Your task is to transcribe the records exactly, skipping every image.

**Entries shown:**
--- BEGIN ---
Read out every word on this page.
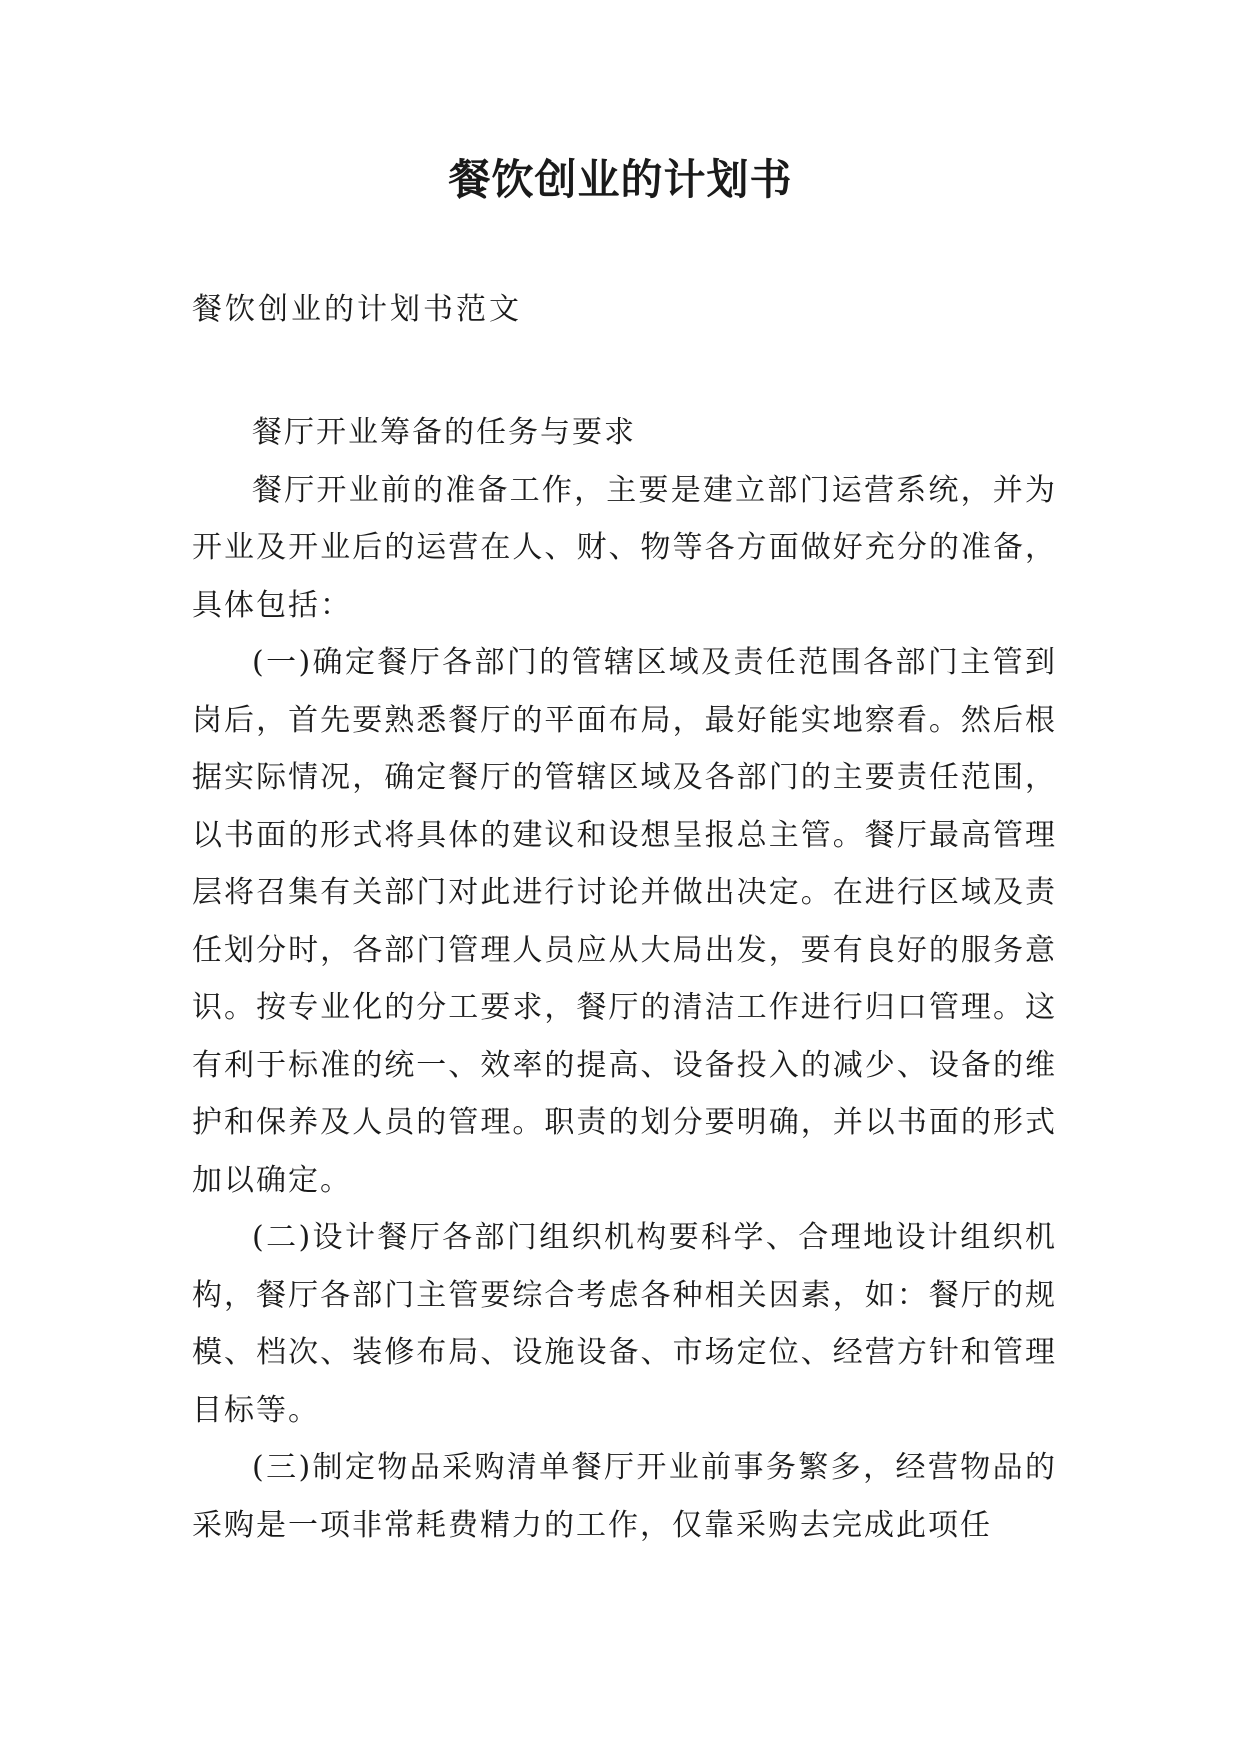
餐饮创业的计划书
餐饮创业的计划书范文

餐厅开业筹备的任务与要求

餐厅开业前的准备工作，主要是建立部门运营系统，并为开业及开业后的运营在人、财、物等各方面做好充分的准备，具体包括：

(一)确定餐厅各部门的管辖区域及责任范围各部门主管到岗后，首先要熟悉餐厅的平面布局，最好能实地察看。然后根据实际情况，确定餐厅的管辖区域及各部门的主要责任范围，以书面的形式将具体的建议和设想呈报总主管。餐厅最高管理层将召集有关部门对此进行讨论并做出决定。在进行区域及责任划分时，各部门管理人员应从大局出发，要有良好的服务意识。按专业化的分工要求，餐厅的清洁工作进行归口管理。这有利于标准的统一、效率的提高、设备投入的减少、设备的维护和保养及人员的管理。职责的划分要明确，并以书面的形式加以确定。

(二)设计餐厅各部门组织机构要科学、合理地设计组织机构，餐厅各部门主管要综合考虑各种相关因素，如：餐厅的规模、档次、装修布局、设施设备、市场定位、经营方针和管理目标等。

(三)制定物品采购清单餐厅开业前事务繁多，经营物品的采购是一项非常耗费精力的工作，仅靠采购去完成此项任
--- END ---
**Exercise solution:**
Read out every word on this page.
餐饮创业的计划书
餐饮创业的计划书范文

餐厅开业筹备的任务与要求

餐厅开业前的准备工作，主要是建立部门运营系统，并为开业及开业后的运营在人、财、物等各方面做好充分的准备，具体包括：

(一)确定餐厅各部门的管辖区域及责任范围各部门主管到岗后，首先要熟悉餐厅的平面布局，最好能实地察看。然后根据实际情况，确定餐厅的管辖区域及各部门的主要责任范围，以书面的形式将具体的建议和设想呈报总主管。餐厅最高管理层将召集有关部门对此进行讨论并做出决定。在进行区域及责任划分时，各部门管理人员应从大局出发，要有良好的服务意识。按专业化的分工要求，餐厅的清洁工作进行归口管理。这有利于标准的统一、效率的提高、设备投入的减少、设备的维护和保养及人员的管理。职责的划分要明确，并以书面的形式加以确定。

(二)设计餐厅各部门组织机构要科学、合理地设计组织机构，餐厅各部门主管要综合考虑各种相关因素，如：餐厅的规模、档次、装修布局、设施设备、市场定位、经营方针和管理目标等。

(三)制定物品采购清单餐厅开业前事务繁多，经营物品的采购是一项非常耗费精力的工作，仅靠采购去完成此项任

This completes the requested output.